(Collected data entries)
## START

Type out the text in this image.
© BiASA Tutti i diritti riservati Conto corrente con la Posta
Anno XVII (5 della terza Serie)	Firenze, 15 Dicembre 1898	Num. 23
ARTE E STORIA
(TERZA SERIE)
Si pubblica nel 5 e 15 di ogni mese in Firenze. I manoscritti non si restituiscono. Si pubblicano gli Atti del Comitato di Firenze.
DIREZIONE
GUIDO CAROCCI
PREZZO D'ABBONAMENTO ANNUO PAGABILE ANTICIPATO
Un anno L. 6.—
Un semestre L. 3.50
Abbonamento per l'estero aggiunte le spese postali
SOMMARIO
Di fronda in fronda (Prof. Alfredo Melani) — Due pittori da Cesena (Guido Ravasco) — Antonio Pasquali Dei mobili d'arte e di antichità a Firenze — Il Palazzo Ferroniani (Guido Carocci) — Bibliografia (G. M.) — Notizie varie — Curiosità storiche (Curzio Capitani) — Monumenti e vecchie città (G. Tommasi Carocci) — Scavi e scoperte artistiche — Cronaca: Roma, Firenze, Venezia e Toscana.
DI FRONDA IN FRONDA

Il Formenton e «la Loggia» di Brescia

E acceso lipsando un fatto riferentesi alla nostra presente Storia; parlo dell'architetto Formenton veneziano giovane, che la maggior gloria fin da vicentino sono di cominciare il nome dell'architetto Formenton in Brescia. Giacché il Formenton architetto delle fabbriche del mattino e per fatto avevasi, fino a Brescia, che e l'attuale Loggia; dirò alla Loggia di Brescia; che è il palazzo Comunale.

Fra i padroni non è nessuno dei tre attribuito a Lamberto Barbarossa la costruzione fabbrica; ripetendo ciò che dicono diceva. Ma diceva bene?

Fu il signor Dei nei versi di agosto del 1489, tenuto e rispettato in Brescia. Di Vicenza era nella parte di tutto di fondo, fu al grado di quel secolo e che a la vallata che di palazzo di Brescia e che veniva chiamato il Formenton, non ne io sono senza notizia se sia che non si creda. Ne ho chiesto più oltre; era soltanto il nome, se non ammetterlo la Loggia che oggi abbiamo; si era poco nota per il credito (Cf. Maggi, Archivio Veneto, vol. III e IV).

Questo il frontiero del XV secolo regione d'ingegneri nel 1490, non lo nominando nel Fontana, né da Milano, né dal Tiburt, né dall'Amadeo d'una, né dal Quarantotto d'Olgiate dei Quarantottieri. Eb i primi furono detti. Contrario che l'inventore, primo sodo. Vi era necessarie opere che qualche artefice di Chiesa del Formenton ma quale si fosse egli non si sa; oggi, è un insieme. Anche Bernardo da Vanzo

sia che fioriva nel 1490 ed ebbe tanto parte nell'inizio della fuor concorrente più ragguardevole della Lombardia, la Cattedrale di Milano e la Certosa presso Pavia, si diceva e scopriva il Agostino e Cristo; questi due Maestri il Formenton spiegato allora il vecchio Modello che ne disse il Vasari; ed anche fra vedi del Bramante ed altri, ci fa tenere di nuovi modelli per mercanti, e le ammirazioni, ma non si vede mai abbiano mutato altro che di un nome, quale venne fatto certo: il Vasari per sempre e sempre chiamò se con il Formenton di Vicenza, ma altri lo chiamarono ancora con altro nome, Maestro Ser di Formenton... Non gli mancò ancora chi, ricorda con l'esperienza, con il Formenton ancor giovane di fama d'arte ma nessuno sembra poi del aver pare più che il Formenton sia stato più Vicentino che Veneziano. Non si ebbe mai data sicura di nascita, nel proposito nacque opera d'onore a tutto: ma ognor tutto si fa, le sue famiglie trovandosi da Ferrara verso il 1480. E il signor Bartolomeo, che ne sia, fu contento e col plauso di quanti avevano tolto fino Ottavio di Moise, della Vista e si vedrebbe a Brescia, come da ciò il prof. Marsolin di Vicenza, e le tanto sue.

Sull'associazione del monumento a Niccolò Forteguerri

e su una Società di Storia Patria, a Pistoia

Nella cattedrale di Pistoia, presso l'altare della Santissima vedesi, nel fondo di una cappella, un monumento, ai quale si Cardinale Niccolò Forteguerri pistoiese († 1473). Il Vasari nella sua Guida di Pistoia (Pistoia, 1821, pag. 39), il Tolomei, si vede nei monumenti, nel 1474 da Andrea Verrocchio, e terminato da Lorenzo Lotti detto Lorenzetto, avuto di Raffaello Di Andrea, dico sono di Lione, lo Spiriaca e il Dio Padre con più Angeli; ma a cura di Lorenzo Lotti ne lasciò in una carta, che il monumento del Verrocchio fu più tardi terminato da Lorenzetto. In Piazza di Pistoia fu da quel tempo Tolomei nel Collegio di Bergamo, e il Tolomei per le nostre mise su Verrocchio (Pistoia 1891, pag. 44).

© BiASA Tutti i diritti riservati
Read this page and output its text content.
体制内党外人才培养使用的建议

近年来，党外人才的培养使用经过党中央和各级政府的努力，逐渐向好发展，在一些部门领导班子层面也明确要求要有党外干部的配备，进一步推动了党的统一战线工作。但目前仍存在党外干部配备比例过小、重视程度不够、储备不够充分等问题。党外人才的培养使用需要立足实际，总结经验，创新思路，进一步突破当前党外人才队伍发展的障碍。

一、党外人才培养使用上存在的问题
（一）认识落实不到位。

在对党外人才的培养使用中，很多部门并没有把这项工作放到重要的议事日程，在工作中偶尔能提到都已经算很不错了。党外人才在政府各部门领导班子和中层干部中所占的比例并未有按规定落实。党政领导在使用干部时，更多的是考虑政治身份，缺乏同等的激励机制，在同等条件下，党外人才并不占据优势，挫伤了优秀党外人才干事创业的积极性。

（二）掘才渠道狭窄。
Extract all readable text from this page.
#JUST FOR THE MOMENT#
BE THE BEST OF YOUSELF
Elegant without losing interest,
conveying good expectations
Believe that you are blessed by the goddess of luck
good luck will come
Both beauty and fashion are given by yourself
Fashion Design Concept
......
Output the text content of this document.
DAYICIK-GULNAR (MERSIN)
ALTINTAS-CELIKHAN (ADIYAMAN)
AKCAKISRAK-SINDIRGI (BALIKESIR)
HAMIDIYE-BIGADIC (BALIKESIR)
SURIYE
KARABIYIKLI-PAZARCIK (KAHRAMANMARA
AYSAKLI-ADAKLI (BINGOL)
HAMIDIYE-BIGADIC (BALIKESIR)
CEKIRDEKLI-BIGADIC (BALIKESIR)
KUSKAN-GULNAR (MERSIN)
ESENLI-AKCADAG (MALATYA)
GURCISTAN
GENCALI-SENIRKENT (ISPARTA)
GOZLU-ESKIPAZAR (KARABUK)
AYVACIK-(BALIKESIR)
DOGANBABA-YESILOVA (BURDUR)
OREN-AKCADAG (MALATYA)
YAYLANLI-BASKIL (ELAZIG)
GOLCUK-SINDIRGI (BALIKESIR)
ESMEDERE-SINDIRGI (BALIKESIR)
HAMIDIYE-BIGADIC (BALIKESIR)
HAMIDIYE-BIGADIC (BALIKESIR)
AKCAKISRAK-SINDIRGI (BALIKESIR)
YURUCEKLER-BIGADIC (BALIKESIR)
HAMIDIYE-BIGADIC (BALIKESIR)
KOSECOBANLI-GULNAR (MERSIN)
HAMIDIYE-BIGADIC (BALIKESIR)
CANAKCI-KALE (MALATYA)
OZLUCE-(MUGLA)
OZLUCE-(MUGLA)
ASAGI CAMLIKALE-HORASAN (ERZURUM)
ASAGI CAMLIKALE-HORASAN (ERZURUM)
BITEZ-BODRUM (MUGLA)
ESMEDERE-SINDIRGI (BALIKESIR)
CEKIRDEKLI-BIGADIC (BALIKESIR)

## END

## Requirements
Print the records above in full, exactly.

## Exercise output
Type out the text in this image.
© BiASA Tutti i diritti riservati Conto corrente con la Posta
Anno XVII (5 della terza Serie)	Firenze, 15 Dicembre 1898	Num. 23
ARTE E STORIA
(TERZA SERIE)
Si pubblica nel 5 e 15 di ogni mese in Firenze. I manoscritti non si restituiscono. Si pubblicano gli Atti del Comitato di Firenze.
DIREZIONE
GUIDO CAROCCI
PREZZO D'ABBONAMENTO ANNUO PAGABILE ANTICIPATO
Un anno L. 6.—
Un semestre L. 3.50
Abbonamento per l'estero aggiunte le spese postali
SOMMARIO
Di fronda in fronda (Prof. Alfredo Melani) — Due pittori da Cesena (Guido Ravasco) — Antonio Pasquali Dei mobili d'arte e di antichità a Firenze — Il Palazzo Ferroniani (Guido Carocci) — Bibliografia (G. M.) — Notizie varie — Curiosità storiche (Curzio Capitani) — Monumenti e vecchie città (G. Tommasi Carocci) — Scavi e scoperte artistiche — Cronaca: Roma, Firenze, Venezia e Toscana.
DI FRONDA IN FRONDA

Il Formenton e «la Loggia» di Brescia

E acceso lipsando un fatto riferentesi alla nostra presente Storia; parlo dell'architetto Formenton veneziano giovane, che la maggior gloria fin da vicentino sono di cominciare il nome dell'architetto Formenton in Brescia. Giacché il Formenton architetto delle fabbriche del mattino e per fatto avevasi, fino a Brescia, che e l'attuale Loggia; dirò alla Loggia di Brescia; che è il palazzo Comunale.

Fra i padroni non è nessuno dei tre attribuito a Lamberto Barbarossa la costruzione fabbrica; ripetendo ciò che dicono diceva. Ma diceva bene?

Fu il signor Dei nei versi di agosto del 1489, tenuto e rispettato in Brescia. Di Vicenza era nella parte di tutto di fondo, fu al grado di quel secolo e che a la vallata che di palazzo di Brescia e che veniva chiamato il Formenton, non ne io sono senza notizia se sia che non si creda. Ne ho chiesto più oltre; era soltanto il nome, se non ammetterlo la Loggia che oggi abbiamo; si era poco nota per il credito (Cf. Maggi, Archivio Veneto, vol. III e IV).

Questo il frontiero del XV secolo regione d'ingegneri nel 1490, non lo nominando nel Fontana, né da Milano, né dal Tiburt, né dall'Amadeo d'una, né dal Quarantotto d'Olgiate dei Quarantottieri. Eb i primi furono detti. Contrario che l'inventore, primo sodo. Vi era necessarie opere che qualche artefice di Chiesa del Formenton ma quale si fosse egli non si sa; oggi, è un insieme. Anche Bernardo da Vanzo

sia che fioriva nel 1490 ed ebbe tanto parte nell'inizio della fuor concorrente più ragguardevole della Lombardia, la Cattedrale di Milano e la Certosa presso Pavia, si diceva e scopriva il Agostino e Cristo; questi due Maestri il Formenton spiegato allora il vecchio Modello che ne disse il Vasari; ed anche fra vedi del Bramante ed altri, ci fa tenere di nuovi modelli per mercanti, e le ammirazioni, ma non si vede mai abbiano mutato altro che di un nome, quale venne fatto certo: il Vasari per sempre e sempre chiamò se con il Formenton di Vicenza, ma altri lo chiamarono ancora con altro nome, Maestro Ser di Formenton... Non gli mancò ancora chi, ricorda con l'esperienza, con il Formenton ancor giovane di fama d'arte ma nessuno sembra poi del aver pare più che il Formenton sia stato più Vicentino che Veneziano. Non si ebbe mai data sicura di nascita, nel proposito nacque opera d'onore a tutto: ma ognor tutto si fa, le sue famiglie trovandosi da Ferrara verso il 1480. E il signor Bartolomeo, che ne sia, fu contento e col plauso di quanti avevano tolto fino Ottavio di Moise, della Vista e si vedrebbe a Brescia, come da ciò il prof. Marsolin di Vicenza, e le tanto sue.

Sull'associazione del monumento a Niccolò Forteguerri

e su una Società di Storia Patria, a Pistoia

Nella cattedrale di Pistoia, presso l'altare della Santissima vedesi, nel fondo di una cappella, un monumento, ai quale si Cardinale Niccolò Forteguerri pistoiese († 1473). Il Vasari nella sua Guida di Pistoia (Pistoia, 1821, pag. 39), il Tolomei, si vede nei monumenti, nel 1474 da Andrea Verrocchio, e terminato da Lorenzo Lotti detto Lorenzetto, avuto di Raffaello Di Andrea, dico sono di Lione, lo Spiriaca e il Dio Padre con più Angeli; ma a cura di Lorenzo Lotti ne lasciò in una carta, che il monumento del Verrocchio fu più tardi terminato da Lorenzetto. In Piazza di Pistoia fu da quel tempo Tolomei nel Collegio di Bergamo, e il Tolomei per le nostre mise su Verrocchio (Pistoia 1891, pag. 44).

© BiASA Tutti i diritti riservati
Read this page and output its text content.
体制内党外人才培养使用的建议

近年来，党外人才的培养使用经过党中央和各级政府的努力，逐渐向好发展，在一些部门领导班子层面也明确要求要有党外干部的配备，进一步推动了党的统一战线工作。但目前仍存在党外干部配备比例过小、重视程度不够、储备不够充分等问题。党外人才的培养使用需要立足实际，总结经验，创新思路，进一步突破当前党外人才队伍发展的障碍。

一、党外人才培养使用上存在的问题
（一）认识落实不到位。

在对党外人才的培养使用中，很多部门并没有把这项工作放到重要的议事日程，在工作中偶尔能提到都已经算很不错了。党外人才在政府各部门领导班子和中层干部中所占的比例并未有按规定落实。党政领导在使用干部时，更多的是考虑政治身份，缺乏同等的激励机制，在同等条件下，党外人才并不占据优势，挫伤了优秀党外人才干事创业的积极性。

（二）掘才渠道狭窄。
Extract all readable text from this page.
#JUST FOR THE MOMENT#
BE THE BEST OF YOUSELF
Elegant without losing interest,
conveying good expectations
Believe that you are blessed by the goddess of luck
good luck will come
Both beauty and fashion are given by yourself
Fashion Design Concept
......
Output the text content of this document.
DAYICIK-GULNAR (MERSIN)
ALTINTAS-CELIKHAN (ADIYAMAN)
AKCAKISRAK-SINDIRGI (BALIKESIR)
HAMIDIYE-BIGADIC (BALIKESIR)
SURIYE
KARABIYIKLI-PAZARCIK (KAHRAMANMARA
AYSAKLI-ADAKLI (BINGOL)
HAMIDIYE-BIGADIC (BALIKESIR)
CEKIRDEKLI-BIGADIC (BALIKESIR)
KUSKAN-GULNAR (MERSIN)
ESENLI-AKCADAG (MALATYA)
GURCISTAN
GENCALI-SENIRKENT (ISPARTA)
GOZLU-ESKIPAZAR (KARABUK)
AYVACIK-(BALIKESIR)
DOGANBABA-YESILOVA (BURDUR)
OREN-AKCADAG (MALATYA)
YAYLANLI-BASKIL (ELAZIG)
GOLCUK-SINDIRGI (BALIKESIR)
ESMEDERE-SINDIRGI (BALIKESIR)
HAMIDIYE-BIGADIC (BALIKESIR)
HAMIDIYE-BIGADIC (BALIKESIR)
AKCAKISRAK-SINDIRGI (BALIKESIR)
YURUCEKLER-BIGADIC (BALIKESIR)
HAMIDIYE-BIGADIC (BALIKESIR)
KOSECOBANLI-GULNAR (MERSIN)
HAMIDIYE-BIGADIC (BALIKESIR)
CANAKCI-KALE (MALATYA)
OZLUCE-(MUGLA)
OZLUCE-(MUGLA)
ASAGI CAMLIKALE-HORASAN (ERZURUM)
ASAGI CAMLIKALE-HORASAN (ERZURUM)
BITEZ-BODRUM (MUGLA)
ESMEDERE-SINDIRGI (BALIKESIR)
CEKIRDEKLI-BIGADIC (BALIKESIR)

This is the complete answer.